Write the stretch from the start of the records through the line containing "293, 328, 303]" as a numbered list, leaving out any blank lines.
--- Data listing ---
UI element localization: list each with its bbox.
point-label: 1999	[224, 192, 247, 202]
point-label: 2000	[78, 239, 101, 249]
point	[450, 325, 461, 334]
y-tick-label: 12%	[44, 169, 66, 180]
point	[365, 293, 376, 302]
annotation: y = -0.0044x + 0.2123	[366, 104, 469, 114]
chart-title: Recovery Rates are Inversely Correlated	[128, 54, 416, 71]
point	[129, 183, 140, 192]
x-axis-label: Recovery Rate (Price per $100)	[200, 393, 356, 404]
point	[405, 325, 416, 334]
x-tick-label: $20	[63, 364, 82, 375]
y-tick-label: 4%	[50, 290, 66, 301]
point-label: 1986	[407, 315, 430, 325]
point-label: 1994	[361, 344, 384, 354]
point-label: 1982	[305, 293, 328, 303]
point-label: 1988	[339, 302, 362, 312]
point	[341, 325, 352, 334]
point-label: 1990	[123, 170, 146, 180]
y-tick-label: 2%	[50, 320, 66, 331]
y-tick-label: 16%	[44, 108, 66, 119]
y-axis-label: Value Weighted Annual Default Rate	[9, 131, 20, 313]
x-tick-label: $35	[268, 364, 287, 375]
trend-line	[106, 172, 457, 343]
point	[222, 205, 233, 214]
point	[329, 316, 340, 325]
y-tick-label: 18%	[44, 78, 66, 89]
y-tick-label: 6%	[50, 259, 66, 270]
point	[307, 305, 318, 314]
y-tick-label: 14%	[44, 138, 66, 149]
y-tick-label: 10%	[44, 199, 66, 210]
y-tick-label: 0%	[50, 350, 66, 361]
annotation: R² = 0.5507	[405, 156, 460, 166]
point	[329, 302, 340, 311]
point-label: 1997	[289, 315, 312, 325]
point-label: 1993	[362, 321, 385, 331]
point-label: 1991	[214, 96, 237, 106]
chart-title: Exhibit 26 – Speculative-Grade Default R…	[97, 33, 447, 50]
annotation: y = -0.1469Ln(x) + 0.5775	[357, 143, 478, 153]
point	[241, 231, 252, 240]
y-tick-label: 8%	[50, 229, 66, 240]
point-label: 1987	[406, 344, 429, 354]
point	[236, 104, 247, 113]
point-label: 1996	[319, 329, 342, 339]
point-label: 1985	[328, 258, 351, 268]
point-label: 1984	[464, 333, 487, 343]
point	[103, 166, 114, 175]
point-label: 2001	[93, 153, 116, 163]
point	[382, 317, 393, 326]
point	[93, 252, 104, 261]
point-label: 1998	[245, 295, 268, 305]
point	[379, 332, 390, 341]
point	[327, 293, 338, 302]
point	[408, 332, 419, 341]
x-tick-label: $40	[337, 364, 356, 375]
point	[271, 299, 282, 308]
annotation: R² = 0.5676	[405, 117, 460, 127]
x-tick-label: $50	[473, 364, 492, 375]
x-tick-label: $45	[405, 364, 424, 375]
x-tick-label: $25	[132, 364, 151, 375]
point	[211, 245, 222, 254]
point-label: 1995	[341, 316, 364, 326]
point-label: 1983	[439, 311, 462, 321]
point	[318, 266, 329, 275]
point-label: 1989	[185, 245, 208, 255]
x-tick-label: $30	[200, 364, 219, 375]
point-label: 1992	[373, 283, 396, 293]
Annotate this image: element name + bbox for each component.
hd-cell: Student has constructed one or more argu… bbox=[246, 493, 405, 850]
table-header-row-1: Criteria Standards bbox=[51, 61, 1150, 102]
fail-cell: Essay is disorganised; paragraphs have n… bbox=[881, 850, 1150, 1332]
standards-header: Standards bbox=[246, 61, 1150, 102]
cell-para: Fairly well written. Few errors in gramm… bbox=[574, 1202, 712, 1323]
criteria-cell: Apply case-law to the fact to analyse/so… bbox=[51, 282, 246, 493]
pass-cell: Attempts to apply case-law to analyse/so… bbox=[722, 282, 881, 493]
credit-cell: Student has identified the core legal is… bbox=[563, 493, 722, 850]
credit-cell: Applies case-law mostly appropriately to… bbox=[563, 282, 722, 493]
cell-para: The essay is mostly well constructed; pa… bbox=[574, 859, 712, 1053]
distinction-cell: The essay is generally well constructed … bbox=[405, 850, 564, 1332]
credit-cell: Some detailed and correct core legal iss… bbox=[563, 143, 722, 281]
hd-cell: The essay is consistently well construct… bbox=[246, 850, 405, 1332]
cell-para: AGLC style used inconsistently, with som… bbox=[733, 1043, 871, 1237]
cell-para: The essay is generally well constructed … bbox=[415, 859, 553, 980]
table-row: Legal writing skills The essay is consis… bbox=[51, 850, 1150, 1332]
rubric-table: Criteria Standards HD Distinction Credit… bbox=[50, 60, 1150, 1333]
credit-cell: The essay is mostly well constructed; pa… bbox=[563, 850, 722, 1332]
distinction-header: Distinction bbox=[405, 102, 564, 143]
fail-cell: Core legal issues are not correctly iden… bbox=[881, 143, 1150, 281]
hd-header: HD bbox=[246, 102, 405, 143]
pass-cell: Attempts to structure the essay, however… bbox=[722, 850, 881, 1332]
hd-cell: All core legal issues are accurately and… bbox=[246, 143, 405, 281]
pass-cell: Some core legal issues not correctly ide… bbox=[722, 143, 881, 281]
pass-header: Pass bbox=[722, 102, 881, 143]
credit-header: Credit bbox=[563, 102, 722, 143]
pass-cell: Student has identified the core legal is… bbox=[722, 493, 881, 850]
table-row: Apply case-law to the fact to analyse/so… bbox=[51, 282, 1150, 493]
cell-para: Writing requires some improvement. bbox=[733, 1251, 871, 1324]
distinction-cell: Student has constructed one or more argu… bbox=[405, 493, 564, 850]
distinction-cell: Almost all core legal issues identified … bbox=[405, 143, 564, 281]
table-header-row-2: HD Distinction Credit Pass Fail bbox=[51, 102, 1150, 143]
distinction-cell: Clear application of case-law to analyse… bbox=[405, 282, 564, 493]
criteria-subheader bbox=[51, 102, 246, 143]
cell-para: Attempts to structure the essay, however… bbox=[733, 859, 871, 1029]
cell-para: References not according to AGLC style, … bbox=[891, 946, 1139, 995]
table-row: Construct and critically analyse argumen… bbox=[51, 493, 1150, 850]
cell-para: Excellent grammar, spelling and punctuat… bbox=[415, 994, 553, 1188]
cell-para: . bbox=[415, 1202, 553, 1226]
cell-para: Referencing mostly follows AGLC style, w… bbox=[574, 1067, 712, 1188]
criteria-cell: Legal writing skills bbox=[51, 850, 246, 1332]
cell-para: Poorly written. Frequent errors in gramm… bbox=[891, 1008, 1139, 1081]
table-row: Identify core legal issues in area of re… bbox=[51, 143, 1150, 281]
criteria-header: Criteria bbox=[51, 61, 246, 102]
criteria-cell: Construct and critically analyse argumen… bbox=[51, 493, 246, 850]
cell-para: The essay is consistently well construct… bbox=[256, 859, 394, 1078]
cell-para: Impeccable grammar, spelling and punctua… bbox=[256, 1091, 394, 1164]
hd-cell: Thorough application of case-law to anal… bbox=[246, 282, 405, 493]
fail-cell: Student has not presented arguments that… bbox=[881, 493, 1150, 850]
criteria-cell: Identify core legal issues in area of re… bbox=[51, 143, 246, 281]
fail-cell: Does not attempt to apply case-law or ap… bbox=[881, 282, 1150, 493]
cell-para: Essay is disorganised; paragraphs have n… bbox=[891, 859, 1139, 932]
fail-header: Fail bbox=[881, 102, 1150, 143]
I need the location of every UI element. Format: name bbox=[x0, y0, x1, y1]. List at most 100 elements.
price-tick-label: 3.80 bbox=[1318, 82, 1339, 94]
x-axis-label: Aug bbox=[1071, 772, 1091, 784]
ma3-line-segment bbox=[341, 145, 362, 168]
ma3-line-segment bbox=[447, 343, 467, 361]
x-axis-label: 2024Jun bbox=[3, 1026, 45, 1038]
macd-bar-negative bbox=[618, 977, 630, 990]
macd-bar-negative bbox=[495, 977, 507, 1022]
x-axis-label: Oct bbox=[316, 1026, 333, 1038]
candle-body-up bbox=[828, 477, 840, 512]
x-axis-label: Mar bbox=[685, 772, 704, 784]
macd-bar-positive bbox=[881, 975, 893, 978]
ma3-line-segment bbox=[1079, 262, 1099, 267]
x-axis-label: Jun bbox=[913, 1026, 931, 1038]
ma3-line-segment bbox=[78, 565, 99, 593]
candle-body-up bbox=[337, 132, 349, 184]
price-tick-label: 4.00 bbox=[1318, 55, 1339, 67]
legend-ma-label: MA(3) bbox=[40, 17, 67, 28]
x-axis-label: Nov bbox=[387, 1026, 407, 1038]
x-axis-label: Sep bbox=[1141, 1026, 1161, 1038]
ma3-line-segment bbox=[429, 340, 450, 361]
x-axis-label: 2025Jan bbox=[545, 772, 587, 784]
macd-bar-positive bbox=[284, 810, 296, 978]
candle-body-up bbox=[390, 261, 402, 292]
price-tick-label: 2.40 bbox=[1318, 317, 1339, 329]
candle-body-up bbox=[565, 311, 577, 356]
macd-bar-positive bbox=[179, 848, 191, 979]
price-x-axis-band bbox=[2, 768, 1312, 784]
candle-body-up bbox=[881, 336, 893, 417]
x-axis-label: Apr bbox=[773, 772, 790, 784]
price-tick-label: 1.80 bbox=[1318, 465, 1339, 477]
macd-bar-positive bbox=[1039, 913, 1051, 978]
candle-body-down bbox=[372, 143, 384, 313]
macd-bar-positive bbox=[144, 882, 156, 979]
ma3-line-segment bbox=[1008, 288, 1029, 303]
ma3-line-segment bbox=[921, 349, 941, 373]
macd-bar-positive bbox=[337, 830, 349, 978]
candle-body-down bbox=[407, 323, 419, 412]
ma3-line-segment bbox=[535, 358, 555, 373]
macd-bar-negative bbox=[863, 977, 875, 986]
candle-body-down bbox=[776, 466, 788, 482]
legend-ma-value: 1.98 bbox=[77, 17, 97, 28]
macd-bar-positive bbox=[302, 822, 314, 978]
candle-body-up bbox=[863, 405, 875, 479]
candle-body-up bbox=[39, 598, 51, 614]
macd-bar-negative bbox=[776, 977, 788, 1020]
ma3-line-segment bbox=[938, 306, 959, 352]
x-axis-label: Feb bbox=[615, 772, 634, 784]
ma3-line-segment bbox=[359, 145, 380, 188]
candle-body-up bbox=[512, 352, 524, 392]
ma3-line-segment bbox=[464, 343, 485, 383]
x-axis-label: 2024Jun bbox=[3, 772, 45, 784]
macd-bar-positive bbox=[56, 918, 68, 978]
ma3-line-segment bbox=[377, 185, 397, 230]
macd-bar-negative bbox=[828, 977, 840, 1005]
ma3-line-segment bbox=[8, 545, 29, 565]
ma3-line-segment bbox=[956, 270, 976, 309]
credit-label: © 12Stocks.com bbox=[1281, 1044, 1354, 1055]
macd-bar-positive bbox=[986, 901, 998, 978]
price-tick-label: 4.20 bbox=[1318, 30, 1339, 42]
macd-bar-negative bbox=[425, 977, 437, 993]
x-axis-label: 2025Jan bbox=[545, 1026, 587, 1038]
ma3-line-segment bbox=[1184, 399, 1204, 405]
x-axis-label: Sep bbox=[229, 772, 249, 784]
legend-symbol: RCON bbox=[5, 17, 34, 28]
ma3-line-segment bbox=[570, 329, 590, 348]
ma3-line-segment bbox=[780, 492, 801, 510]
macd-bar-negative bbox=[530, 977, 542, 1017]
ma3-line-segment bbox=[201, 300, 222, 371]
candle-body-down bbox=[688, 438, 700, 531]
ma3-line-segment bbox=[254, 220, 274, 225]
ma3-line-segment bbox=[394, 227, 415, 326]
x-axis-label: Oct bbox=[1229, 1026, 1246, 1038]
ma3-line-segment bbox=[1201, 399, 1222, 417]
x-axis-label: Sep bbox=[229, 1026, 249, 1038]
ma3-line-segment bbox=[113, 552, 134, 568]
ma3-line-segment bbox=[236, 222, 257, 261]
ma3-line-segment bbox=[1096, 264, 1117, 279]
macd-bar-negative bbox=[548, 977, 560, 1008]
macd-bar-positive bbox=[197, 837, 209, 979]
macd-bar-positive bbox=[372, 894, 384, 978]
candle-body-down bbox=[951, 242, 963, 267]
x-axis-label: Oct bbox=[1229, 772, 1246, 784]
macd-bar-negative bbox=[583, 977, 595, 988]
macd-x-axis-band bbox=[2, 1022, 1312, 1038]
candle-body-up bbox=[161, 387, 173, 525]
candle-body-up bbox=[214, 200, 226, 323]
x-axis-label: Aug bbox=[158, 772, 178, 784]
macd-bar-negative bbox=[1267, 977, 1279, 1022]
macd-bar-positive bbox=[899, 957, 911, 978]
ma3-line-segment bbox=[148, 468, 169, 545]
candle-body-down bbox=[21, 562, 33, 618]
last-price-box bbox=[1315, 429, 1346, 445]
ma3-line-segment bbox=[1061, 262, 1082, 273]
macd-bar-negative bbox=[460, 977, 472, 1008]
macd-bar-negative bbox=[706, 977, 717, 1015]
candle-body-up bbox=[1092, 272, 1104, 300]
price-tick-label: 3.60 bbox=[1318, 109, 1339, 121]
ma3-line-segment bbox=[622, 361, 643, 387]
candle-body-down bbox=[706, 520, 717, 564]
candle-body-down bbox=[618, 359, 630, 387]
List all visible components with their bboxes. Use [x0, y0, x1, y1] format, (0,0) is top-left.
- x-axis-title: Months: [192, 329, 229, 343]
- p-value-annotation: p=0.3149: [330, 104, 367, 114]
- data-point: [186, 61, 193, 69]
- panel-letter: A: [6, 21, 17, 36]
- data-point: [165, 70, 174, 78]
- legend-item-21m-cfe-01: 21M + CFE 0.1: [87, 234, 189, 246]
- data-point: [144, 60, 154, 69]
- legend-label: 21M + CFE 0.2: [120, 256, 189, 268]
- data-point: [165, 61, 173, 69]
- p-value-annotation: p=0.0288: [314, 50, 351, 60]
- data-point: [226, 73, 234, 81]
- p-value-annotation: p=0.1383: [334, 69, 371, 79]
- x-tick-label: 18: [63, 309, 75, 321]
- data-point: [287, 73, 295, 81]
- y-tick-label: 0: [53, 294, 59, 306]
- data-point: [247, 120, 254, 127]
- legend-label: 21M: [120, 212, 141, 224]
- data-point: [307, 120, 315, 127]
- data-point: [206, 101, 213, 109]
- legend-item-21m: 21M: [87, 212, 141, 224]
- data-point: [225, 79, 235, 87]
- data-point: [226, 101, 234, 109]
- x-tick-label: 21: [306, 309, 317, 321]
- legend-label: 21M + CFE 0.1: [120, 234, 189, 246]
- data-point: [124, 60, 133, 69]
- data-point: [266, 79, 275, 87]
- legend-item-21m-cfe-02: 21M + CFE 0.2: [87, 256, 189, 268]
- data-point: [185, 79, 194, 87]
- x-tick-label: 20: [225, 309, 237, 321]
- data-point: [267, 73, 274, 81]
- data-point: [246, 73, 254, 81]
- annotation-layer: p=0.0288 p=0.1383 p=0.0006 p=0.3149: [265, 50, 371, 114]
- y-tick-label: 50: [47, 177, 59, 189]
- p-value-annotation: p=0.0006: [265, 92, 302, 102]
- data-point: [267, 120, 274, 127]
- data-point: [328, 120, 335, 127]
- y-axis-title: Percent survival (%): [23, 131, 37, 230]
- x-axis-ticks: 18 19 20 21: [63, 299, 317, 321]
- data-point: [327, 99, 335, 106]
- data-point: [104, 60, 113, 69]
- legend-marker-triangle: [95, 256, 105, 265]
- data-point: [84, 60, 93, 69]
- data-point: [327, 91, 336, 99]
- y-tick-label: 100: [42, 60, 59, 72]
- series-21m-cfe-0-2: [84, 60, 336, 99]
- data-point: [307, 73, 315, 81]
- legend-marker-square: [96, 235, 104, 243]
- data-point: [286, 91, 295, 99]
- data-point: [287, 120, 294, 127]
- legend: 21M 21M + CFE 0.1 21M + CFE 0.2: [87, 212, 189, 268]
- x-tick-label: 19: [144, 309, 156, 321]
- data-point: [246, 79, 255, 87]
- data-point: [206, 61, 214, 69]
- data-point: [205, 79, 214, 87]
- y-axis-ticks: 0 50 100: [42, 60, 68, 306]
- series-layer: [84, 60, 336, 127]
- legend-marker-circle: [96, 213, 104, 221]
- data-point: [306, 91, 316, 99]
---
▶ Expected output
1. UI element localization: list each with its bbox.
2. point-label: 1999	[224, 192, 247, 202]
3. point-label: 2000	[78, 239, 101, 249]
4. point	[450, 325, 461, 334]
5. y-tick-label: 12%	[44, 169, 66, 180]
6. point	[365, 293, 376, 302]
7. annotation: y = -0.0044x + 0.2123	[366, 104, 469, 114]
8. chart-title: Recovery Rates are Inversely Correlated	[128, 54, 416, 71]
9. point	[129, 183, 140, 192]
10. x-axis-label: Recovery Rate (Price per $100)	[200, 393, 356, 404]
11. point	[405, 325, 416, 334]
12. x-tick-label: $20	[63, 364, 82, 375]
13. y-tick-label: 4%	[50, 290, 66, 301]
14. point-label: 1986	[407, 315, 430, 325]
15. point-label: 1994	[361, 344, 384, 354]
16. point-label: 1982	[305, 293, 328, 303]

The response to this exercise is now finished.